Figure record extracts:
###

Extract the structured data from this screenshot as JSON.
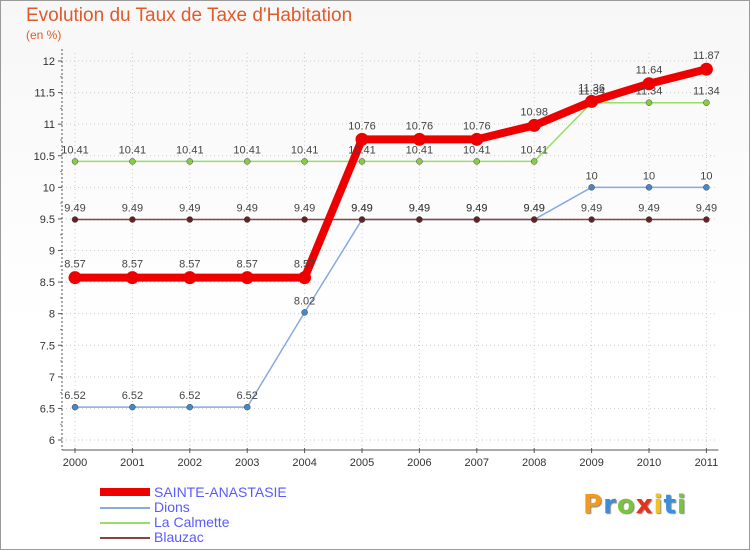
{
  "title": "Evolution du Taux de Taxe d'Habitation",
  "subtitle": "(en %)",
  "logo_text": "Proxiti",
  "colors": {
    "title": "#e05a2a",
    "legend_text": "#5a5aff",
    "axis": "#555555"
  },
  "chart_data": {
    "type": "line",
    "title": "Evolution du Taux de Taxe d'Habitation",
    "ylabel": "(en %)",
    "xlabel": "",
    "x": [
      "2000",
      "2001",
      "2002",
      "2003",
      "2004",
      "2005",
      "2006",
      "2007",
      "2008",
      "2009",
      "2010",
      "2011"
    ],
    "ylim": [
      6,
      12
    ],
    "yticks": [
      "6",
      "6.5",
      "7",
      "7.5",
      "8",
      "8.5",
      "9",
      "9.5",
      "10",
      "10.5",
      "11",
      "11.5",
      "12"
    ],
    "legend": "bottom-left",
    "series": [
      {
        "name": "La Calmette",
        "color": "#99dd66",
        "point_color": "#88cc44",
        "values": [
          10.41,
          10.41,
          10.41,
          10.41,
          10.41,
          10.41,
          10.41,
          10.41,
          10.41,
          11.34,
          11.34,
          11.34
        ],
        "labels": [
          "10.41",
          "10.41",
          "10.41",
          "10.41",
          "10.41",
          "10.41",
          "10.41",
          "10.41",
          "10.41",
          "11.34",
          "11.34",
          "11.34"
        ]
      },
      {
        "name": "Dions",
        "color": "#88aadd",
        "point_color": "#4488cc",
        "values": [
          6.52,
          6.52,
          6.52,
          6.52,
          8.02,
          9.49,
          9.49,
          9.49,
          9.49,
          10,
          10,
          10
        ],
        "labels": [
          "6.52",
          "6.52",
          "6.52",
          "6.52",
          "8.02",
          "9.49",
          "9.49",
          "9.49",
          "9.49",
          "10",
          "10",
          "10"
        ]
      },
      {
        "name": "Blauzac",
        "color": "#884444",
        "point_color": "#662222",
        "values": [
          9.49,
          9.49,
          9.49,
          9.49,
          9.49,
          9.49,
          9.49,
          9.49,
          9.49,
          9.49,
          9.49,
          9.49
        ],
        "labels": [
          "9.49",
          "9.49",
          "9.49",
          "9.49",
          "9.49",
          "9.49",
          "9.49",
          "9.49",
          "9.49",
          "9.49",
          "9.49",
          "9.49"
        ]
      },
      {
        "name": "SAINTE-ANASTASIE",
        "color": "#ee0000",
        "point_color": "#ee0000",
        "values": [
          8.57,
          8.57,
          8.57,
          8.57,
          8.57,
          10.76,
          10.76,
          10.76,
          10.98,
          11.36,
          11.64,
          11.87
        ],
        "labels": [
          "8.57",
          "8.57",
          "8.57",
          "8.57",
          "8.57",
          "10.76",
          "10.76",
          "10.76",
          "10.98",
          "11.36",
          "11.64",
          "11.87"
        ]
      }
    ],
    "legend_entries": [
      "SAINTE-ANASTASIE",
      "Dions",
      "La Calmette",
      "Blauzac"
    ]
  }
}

###

**To do:**
Repeat every record above exactly, but leave out any pictures.

**Solved exercise:**
Extract the structured data from this screenshot as JSON.
{
  "title": "Evolution du Taux de Taxe d'Habitation",
  "subtitle": "(en %)",
  "logo_text": "Proxiti",
  "colors": {
    "title": "#e05a2a",
    "legend_text": "#5a5aff",
    "axis": "#555555"
  },
  "chart_data": {
    "type": "line",
    "title": "Evolution du Taux de Taxe d'Habitation",
    "ylabel": "(en %)",
    "xlabel": "",
    "x": [
      "2000",
      "2001",
      "2002",
      "2003",
      "2004",
      "2005",
      "2006",
      "2007",
      "2008",
      "2009",
      "2010",
      "2011"
    ],
    "ylim": [
      6,
      12
    ],
    "yticks": [
      "6",
      "6.5",
      "7",
      "7.5",
      "8",
      "8.5",
      "9",
      "9.5",
      "10",
      "10.5",
      "11",
      "11.5",
      "12"
    ],
    "legend": "bottom-left",
    "series": [
      {
        "name": "La Calmette",
        "color": "#99dd66",
        "point_color": "#88cc44",
        "values": [
          10.41,
          10.41,
          10.41,
          10.41,
          10.41,
          10.41,
          10.41,
          10.41,
          10.41,
          11.34,
          11.34,
          11.34
        ],
        "labels": [
          "10.41",
          "10.41",
          "10.41",
          "10.41",
          "10.41",
          "10.41",
          "10.41",
          "10.41",
          "10.41",
          "11.34",
          "11.34",
          "11.34"
        ]
      },
      {
        "name": "Dions",
        "color": "#88aadd",
        "point_color": "#4488cc",
        "values": [
          6.52,
          6.52,
          6.52,
          6.52,
          8.02,
          9.49,
          9.49,
          9.49,
          9.49,
          10,
          10,
          10
        ],
        "labels": [
          "6.52",
          "6.52",
          "6.52",
          "6.52",
          "8.02",
          "9.49",
          "9.49",
          "9.49",
          "9.49",
          "10",
          "10",
          "10"
        ]
      },
      {
        "name": "Blauzac",
        "color": "#884444",
        "point_color": "#662222",
        "values": [
          9.49,
          9.49,
          9.49,
          9.49,
          9.49,
          9.49,
          9.49,
          9.49,
          9.49,
          9.49,
          9.49,
          9.49
        ],
        "labels": [
          "9.49",
          "9.49",
          "9.49",
          "9.49",
          "9.49",
          "9.49",
          "9.49",
          "9.49",
          "9.49",
          "9.49",
          "9.49",
          "9.49"
        ]
      },
      {
        "name": "SAINTE-ANASTASIE",
        "color": "#ee0000",
        "point_color": "#ee0000",
        "values": [
          8.57,
          8.57,
          8.57,
          8.57,
          8.57,
          10.76,
          10.76,
          10.76,
          10.98,
          11.36,
          11.64,
          11.87
        ],
        "labels": [
          "8.57",
          "8.57",
          "8.57",
          "8.57",
          "8.57",
          "10.76",
          "10.76",
          "10.76",
          "10.98",
          "11.36",
          "11.64",
          "11.87"
        ]
      }
    ],
    "legend_entries": [
      "SAINTE-ANASTASIE",
      "Dions",
      "La Calmette",
      "Blauzac"
    ]
  }
}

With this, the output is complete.